Dataset items
★ ★ ★ ★

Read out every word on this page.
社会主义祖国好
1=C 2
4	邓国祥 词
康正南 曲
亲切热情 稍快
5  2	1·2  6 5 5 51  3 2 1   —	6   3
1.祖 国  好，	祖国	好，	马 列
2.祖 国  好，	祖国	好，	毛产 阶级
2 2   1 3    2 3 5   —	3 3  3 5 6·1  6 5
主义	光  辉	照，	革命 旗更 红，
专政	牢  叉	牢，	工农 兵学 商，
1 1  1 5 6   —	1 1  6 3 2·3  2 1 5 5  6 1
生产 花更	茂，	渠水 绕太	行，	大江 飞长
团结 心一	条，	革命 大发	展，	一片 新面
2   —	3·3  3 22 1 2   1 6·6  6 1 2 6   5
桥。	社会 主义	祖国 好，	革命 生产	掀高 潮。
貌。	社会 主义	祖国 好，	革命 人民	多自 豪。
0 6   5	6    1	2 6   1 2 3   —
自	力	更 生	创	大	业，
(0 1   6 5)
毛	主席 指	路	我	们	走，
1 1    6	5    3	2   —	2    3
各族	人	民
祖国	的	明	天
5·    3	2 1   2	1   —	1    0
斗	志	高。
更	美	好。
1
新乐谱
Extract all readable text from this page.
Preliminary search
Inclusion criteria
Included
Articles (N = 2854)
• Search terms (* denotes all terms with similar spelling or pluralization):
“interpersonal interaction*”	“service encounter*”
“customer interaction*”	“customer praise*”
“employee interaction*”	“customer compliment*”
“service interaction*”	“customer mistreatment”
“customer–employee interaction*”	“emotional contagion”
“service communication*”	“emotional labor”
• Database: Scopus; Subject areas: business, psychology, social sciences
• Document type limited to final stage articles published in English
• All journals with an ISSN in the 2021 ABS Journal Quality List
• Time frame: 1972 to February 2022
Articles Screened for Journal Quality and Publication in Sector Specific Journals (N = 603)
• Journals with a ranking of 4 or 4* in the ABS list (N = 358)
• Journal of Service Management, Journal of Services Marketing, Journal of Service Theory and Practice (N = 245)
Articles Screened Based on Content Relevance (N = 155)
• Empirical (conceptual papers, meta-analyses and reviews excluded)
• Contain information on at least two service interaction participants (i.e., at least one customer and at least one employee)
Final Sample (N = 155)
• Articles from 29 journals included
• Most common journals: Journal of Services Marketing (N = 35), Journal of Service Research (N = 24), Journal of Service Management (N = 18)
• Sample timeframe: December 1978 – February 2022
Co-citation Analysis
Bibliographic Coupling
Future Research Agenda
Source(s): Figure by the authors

★ ★ ★ ★

**TASK INSTRUCTIONS:** All of the entries above must be quoted exactly.

**TASK ANSWER:**
Read out every word on this page.
社会主义祖国好
1=C 2
4	邓国祥 词
康正南 曲
亲切热情 稍快
5  2	1·2  6 5 5 51  3 2 1   —	6   3
1.祖 国  好，	祖国	好，	马 列
2.祖 国  好，	祖国	好，	毛产 阶级
2 2   1 3    2 3 5   —	3 3  3 5 6·1  6 5
主义	光  辉	照，	革命 旗更 红，
专政	牢  叉	牢，	工农 兵学 商，
1 1  1 5 6   —	1 1  6 3 2·3  2 1 5 5  6 1
生产 花更	茂，	渠水 绕太	行，	大江 飞长
团结 心一	条，	革命 大发	展，	一片 新面
2   —	3·3  3 22 1 2   1 6·6  6 1 2 6   5
桥。	社会 主义	祖国 好，	革命 生产	掀高 潮。
貌。	社会 主义	祖国 好，	革命 人民	多自 豪。
0 6   5	6    1	2 6   1 2 3   —
自	力	更 生	创	大	业，
(0 1   6 5)
毛	主席 指	路	我	们	走，
1 1    6	5    3	2   —	2    3
各族	人	民
祖国	的	明	天
5·    3	2 1   2	1   —	1    0
斗	志	高。
更	美	好。
1
新乐谱
Extract all readable text from this page.
Preliminary search
Inclusion criteria
Included
Articles (N = 2854)
• Search terms (* denotes all terms with similar spelling or pluralization):
“interpersonal interaction*”	“service encounter*”
“customer interaction*”	“customer praise*”
“employee interaction*”	“customer compliment*”
“service interaction*”	“customer mistreatment”
“customer–employee interaction*”	“emotional contagion”
“service communication*”	“emotional labor”
• Database: Scopus; Subject areas: business, psychology, social sciences
• Document type limited to final stage articles published in English
• All journals with an ISSN in the 2021 ABS Journal Quality List
• Time frame: 1972 to February 2022
Articles Screened for Journal Quality and Publication in Sector Specific Journals (N = 603)
• Journals with a ranking of 4 or 4* in the ABS list (N = 358)
• Journal of Service Management, Journal of Services Marketing, Journal of Service Theory and Practice (N = 245)
Articles Screened Based on Content Relevance (N = 155)
• Empirical (conceptual papers, meta-analyses and reviews excluded)
• Contain information on at least two service interaction participants (i.e., at least one customer and at least one employee)
Final Sample (N = 155)
• Articles from 29 journals included
• Most common journals: Journal of Services Marketing (N = 35), Journal of Service Research (N = 24), Journal of Service Management (N = 18)
• Sample timeframe: December 1978 – February 2022
Co-citation Analysis
Bibliographic Coupling
Future Research Agenda
Source(s): Figure by the authors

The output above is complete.